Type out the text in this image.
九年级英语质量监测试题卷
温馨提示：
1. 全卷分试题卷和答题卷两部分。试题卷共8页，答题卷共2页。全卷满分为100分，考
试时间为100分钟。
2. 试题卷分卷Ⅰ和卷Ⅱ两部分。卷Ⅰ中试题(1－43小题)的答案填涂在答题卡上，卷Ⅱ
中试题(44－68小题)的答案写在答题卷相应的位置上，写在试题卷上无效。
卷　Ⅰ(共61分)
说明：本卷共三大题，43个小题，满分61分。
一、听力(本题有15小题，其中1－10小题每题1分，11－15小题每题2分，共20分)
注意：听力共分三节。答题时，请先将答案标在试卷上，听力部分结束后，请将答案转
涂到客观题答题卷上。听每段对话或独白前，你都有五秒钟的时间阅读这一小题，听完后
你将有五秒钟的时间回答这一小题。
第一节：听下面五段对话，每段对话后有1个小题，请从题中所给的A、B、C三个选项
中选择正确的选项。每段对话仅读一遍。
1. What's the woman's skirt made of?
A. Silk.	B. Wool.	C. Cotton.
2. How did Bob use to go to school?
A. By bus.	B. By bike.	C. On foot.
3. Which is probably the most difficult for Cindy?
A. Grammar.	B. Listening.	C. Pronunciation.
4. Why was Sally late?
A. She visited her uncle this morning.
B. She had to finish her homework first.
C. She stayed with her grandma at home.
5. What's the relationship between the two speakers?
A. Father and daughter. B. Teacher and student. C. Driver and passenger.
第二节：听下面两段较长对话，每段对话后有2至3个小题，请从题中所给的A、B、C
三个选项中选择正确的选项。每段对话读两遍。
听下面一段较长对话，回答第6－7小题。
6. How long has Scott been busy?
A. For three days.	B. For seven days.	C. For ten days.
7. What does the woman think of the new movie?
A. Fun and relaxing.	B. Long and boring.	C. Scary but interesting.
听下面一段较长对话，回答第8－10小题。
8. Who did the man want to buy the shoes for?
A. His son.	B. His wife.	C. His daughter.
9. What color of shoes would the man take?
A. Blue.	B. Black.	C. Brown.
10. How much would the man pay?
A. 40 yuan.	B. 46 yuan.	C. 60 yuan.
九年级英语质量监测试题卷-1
■ ■ ■ ■ ■ ■ ■
**What you have to do:** Search the data for "shoes". Copy every line that has it.

**Response:**
8. Who did the man want to buy the shoes for?
9. What color of shoes would the man take?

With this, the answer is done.